Can you repeat the lines of the listing below exactly, starting at the line containing "x-tick-label: 2019 — [462, 572, 498, 589]" and ending at the line containing "legend-label: Apartments — [516, 46, 603, 65]"?

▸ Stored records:
::::

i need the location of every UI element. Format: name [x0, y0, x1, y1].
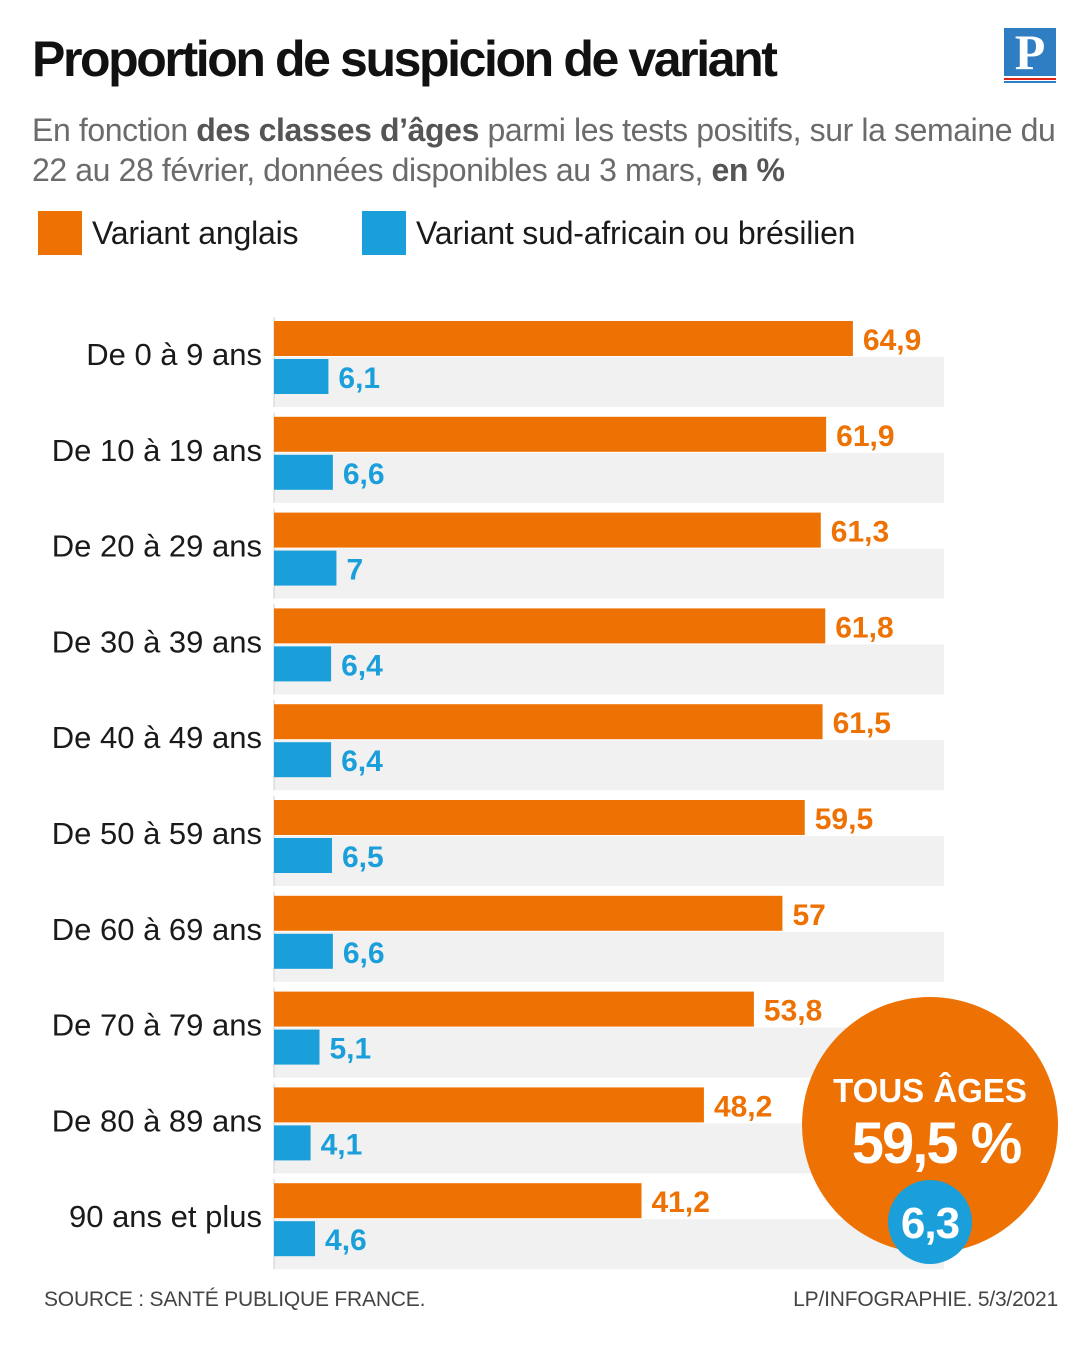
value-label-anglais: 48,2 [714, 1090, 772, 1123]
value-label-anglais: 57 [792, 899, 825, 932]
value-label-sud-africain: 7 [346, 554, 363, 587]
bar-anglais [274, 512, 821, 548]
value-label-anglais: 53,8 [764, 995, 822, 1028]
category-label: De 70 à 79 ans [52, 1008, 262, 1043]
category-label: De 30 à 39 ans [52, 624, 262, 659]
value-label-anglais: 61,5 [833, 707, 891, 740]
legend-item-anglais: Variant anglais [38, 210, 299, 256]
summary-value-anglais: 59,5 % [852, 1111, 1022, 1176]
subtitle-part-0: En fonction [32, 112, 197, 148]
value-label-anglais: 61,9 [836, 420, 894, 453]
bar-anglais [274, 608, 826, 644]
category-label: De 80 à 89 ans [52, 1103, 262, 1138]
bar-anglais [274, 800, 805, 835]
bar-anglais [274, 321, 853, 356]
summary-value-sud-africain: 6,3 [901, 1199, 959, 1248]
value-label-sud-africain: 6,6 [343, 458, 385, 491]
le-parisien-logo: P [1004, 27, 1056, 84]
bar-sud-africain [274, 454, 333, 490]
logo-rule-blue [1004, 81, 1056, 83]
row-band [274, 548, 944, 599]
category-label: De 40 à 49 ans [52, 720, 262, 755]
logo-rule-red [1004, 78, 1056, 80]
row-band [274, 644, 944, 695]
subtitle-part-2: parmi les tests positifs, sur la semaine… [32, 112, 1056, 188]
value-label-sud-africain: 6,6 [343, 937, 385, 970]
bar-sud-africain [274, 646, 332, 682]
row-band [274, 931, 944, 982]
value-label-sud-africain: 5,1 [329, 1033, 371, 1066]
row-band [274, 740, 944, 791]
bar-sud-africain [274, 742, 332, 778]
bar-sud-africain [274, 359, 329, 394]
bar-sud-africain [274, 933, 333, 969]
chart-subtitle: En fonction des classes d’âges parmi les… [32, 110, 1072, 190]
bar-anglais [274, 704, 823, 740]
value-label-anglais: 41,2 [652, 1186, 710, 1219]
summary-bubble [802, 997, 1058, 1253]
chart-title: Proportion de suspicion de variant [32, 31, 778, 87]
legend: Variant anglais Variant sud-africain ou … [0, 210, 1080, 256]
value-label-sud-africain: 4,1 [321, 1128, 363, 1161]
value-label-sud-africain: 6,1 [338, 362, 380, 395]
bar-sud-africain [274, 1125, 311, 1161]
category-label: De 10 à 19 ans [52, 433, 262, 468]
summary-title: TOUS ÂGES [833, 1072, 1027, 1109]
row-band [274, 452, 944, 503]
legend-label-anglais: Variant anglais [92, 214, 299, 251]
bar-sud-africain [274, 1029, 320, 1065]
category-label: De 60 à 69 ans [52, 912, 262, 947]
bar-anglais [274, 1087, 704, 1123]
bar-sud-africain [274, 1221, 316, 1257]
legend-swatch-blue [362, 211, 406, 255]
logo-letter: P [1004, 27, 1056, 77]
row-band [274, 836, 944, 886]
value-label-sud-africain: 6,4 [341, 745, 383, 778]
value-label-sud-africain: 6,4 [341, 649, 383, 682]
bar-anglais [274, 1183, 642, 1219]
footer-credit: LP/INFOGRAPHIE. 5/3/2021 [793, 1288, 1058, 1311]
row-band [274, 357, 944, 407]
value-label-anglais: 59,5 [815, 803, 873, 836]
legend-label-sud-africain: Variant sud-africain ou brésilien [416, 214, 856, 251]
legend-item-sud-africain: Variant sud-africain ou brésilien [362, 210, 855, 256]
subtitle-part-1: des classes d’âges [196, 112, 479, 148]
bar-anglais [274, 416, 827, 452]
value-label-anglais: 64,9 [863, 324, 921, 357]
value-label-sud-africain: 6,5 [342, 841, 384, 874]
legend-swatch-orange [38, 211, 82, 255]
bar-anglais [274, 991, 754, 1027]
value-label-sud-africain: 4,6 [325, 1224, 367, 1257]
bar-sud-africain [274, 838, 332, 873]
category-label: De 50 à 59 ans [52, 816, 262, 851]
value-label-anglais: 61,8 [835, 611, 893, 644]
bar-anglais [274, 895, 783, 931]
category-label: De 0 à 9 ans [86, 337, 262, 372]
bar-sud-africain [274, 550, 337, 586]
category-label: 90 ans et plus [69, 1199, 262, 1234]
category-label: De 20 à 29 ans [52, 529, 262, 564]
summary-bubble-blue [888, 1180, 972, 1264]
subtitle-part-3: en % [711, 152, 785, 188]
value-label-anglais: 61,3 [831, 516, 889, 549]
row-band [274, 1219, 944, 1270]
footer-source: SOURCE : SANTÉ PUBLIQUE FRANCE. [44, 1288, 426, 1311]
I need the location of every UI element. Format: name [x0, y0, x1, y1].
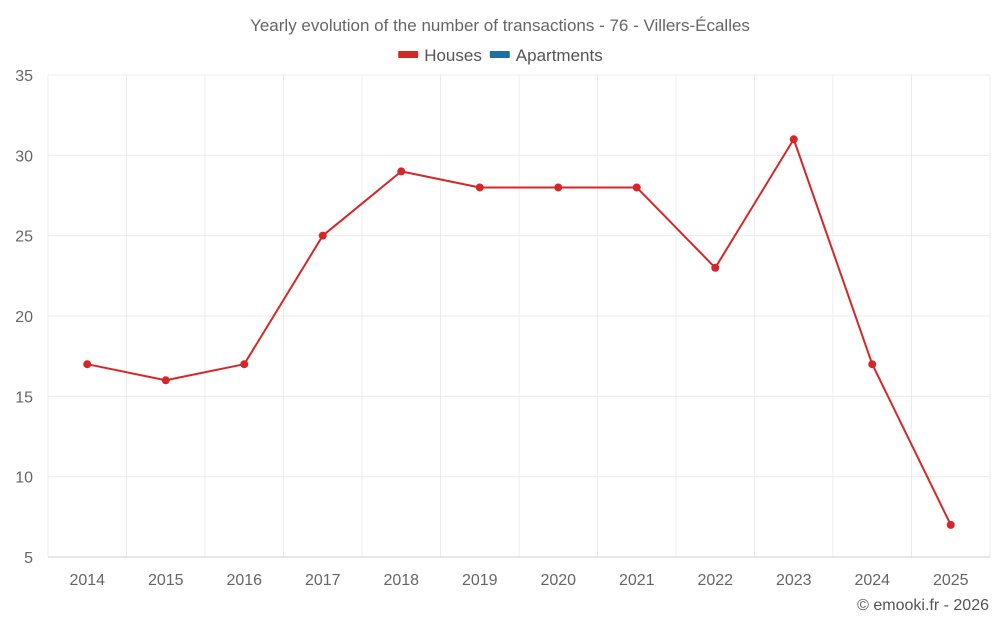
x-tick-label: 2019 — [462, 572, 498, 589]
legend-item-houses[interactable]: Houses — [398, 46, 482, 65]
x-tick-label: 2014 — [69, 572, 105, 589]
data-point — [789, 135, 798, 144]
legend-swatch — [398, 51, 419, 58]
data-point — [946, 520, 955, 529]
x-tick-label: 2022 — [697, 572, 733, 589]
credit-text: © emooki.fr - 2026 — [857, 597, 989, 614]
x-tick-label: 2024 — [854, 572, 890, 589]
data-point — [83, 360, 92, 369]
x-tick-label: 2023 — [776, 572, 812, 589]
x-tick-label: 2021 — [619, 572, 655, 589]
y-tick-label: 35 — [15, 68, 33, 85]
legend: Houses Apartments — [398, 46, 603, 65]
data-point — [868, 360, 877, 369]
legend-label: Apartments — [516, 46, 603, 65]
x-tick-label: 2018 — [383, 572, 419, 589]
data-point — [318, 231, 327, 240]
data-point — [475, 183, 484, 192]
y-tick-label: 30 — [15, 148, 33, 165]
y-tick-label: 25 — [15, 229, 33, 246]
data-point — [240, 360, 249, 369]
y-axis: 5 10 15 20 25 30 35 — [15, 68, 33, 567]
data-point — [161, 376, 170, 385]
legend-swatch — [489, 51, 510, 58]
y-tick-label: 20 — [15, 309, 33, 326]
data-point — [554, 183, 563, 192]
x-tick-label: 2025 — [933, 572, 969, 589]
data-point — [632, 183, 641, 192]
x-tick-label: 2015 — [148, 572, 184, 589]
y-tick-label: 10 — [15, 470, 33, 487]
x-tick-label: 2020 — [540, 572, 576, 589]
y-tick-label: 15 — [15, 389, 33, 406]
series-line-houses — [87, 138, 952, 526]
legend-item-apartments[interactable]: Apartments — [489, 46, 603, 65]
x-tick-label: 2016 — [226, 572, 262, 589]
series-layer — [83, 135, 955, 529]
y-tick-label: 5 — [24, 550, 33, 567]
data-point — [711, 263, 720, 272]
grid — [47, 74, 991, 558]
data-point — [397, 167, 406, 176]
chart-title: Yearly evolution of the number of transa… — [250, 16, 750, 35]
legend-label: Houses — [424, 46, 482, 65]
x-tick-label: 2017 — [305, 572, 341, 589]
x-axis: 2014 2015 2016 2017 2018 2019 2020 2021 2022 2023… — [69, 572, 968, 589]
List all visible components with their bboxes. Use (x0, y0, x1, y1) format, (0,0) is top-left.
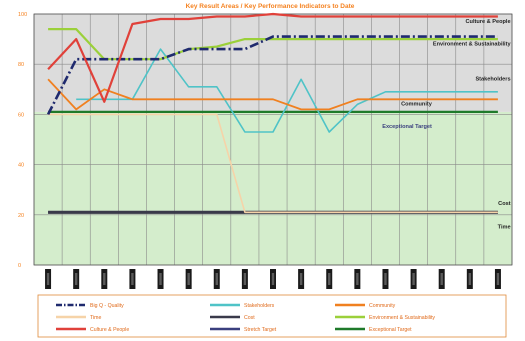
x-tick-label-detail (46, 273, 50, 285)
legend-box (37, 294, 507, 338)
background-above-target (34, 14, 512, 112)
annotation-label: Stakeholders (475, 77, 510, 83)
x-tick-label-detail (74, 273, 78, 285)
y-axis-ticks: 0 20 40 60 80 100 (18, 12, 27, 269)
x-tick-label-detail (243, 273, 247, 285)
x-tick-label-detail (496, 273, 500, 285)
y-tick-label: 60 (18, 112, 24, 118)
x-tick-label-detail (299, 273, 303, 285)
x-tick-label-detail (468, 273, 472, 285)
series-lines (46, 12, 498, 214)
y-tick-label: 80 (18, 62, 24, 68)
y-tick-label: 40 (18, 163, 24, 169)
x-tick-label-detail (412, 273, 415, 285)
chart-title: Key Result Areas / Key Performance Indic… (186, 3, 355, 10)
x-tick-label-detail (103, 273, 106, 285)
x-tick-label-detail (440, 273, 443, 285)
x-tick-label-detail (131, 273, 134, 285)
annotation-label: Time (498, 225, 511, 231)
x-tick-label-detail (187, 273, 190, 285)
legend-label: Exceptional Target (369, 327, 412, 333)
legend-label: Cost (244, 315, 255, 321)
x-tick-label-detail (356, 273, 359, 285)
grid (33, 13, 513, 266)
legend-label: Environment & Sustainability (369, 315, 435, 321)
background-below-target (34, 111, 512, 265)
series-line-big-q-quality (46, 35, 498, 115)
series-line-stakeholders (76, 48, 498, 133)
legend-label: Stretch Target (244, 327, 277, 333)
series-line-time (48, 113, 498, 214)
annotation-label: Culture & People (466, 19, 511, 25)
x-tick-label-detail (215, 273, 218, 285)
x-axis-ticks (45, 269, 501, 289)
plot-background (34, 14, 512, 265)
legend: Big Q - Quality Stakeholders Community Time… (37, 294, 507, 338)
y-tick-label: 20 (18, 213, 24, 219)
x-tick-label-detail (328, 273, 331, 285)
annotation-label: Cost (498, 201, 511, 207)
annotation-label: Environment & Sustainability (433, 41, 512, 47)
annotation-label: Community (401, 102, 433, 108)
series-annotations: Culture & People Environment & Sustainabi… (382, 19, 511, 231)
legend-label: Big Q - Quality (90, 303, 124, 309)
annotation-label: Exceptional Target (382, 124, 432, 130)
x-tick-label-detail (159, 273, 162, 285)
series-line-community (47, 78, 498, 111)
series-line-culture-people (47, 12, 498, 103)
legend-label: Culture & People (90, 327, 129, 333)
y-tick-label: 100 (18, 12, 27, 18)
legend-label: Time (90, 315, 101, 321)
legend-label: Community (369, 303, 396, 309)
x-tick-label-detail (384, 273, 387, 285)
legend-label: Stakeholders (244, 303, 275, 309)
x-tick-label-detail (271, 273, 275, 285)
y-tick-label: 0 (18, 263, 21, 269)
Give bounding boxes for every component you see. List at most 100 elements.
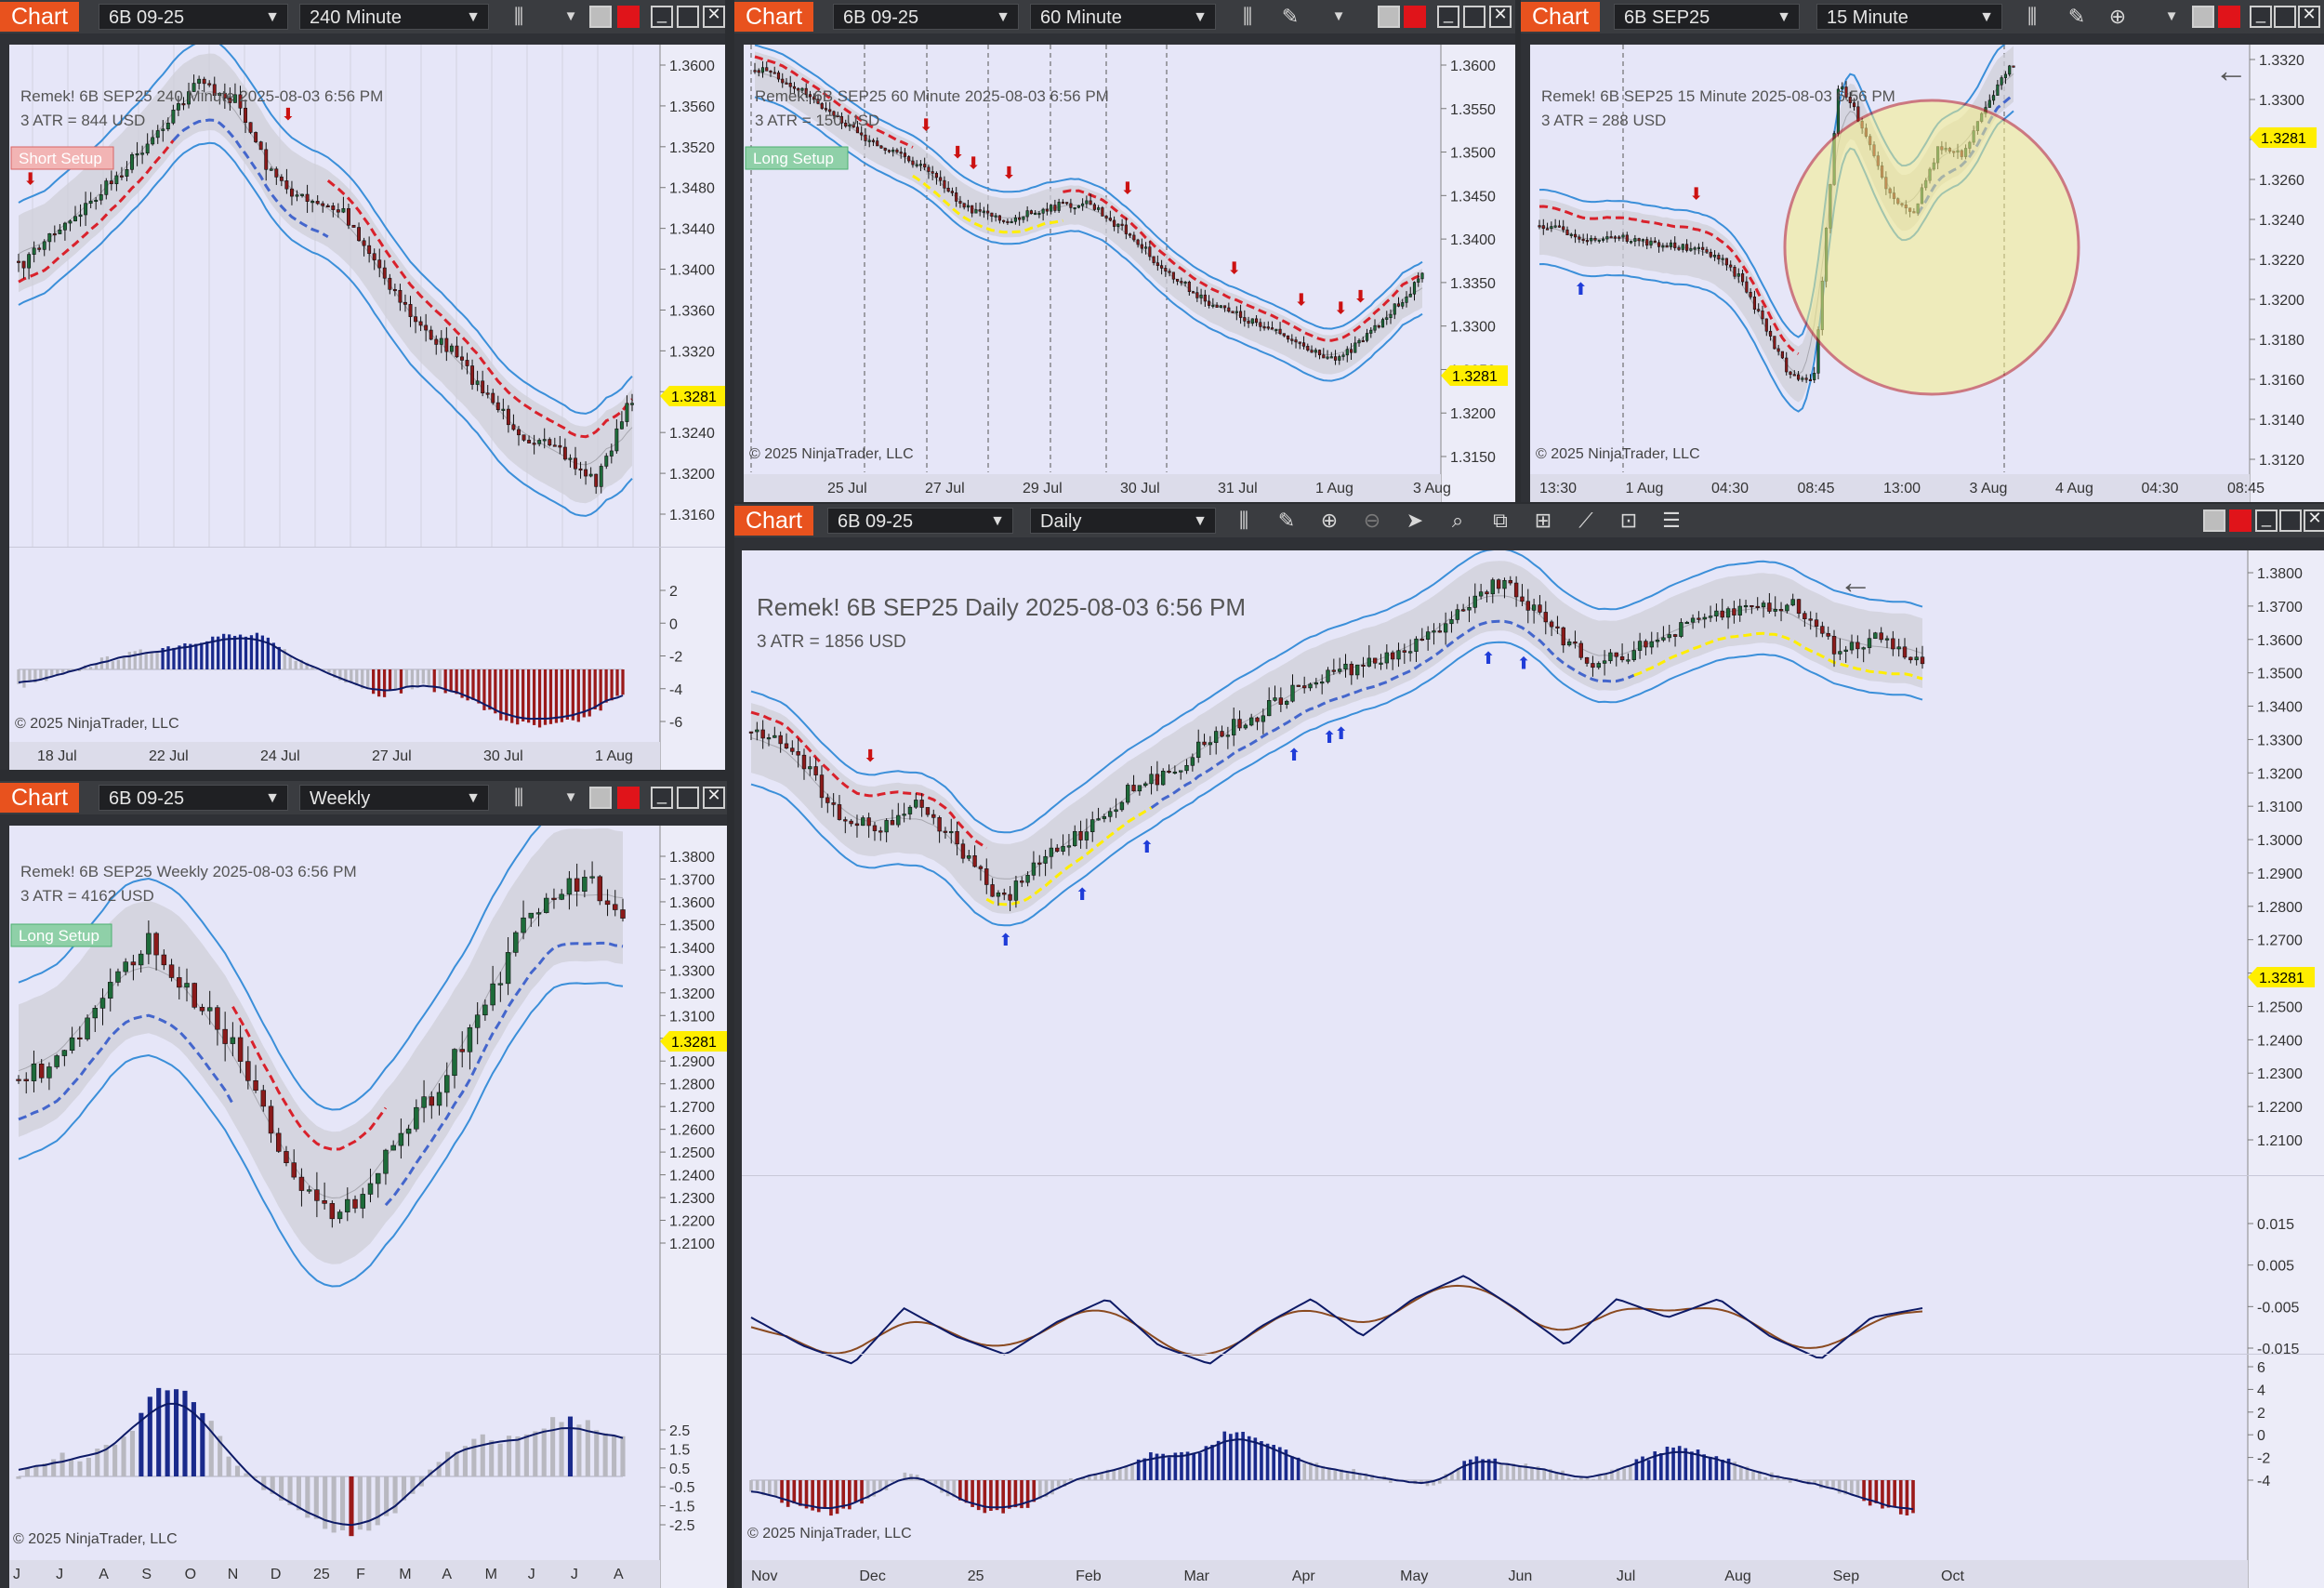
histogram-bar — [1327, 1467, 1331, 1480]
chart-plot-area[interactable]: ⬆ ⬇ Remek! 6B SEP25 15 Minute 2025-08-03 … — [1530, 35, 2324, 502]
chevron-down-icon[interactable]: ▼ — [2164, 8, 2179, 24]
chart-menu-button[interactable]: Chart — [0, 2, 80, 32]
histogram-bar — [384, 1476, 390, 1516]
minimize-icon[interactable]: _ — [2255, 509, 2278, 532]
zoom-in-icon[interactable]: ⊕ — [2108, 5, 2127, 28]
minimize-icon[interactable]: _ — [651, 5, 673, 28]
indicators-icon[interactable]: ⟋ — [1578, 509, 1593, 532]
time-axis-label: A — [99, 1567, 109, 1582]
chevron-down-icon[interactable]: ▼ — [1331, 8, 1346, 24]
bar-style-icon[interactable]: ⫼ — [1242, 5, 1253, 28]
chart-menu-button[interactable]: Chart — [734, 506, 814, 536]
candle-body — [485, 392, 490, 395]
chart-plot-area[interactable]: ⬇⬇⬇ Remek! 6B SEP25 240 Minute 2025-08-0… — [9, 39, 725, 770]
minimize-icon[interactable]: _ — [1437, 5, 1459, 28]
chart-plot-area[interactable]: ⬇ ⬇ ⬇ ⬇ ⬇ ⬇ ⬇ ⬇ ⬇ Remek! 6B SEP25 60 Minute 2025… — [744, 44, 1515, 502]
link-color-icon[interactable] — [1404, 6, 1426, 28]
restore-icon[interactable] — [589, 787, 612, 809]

::::

▸ OUTPUT BELOW:
x-tick-label: 2019 — [462, 572, 498, 589]
legend-item-houses[interactable]: Houses — [398, 46, 482, 65]
x-tick-label: 2014 — [69, 572, 105, 589]
data-point — [789, 135, 798, 144]
legend-swatch — [398, 51, 419, 58]
data-point — [946, 520, 955, 529]
x-tick-label: 2022 — [697, 572, 733, 589]
credit-text: © emooki.fr - 2026 — [857, 597, 989, 614]
x-tick-label: 2024 — [854, 572, 890, 589]
data-point — [83, 360, 92, 369]
x-tick-label: 2023 — [776, 572, 812, 589]
x-tick-label: 2021 — [619, 572, 655, 589]
y-tick-label: 35 — [15, 68, 33, 85]
legend: Houses Apartments — [398, 46, 603, 65]
data-point — [868, 360, 877, 369]
legend-label: Apartments — [516, 46, 603, 65]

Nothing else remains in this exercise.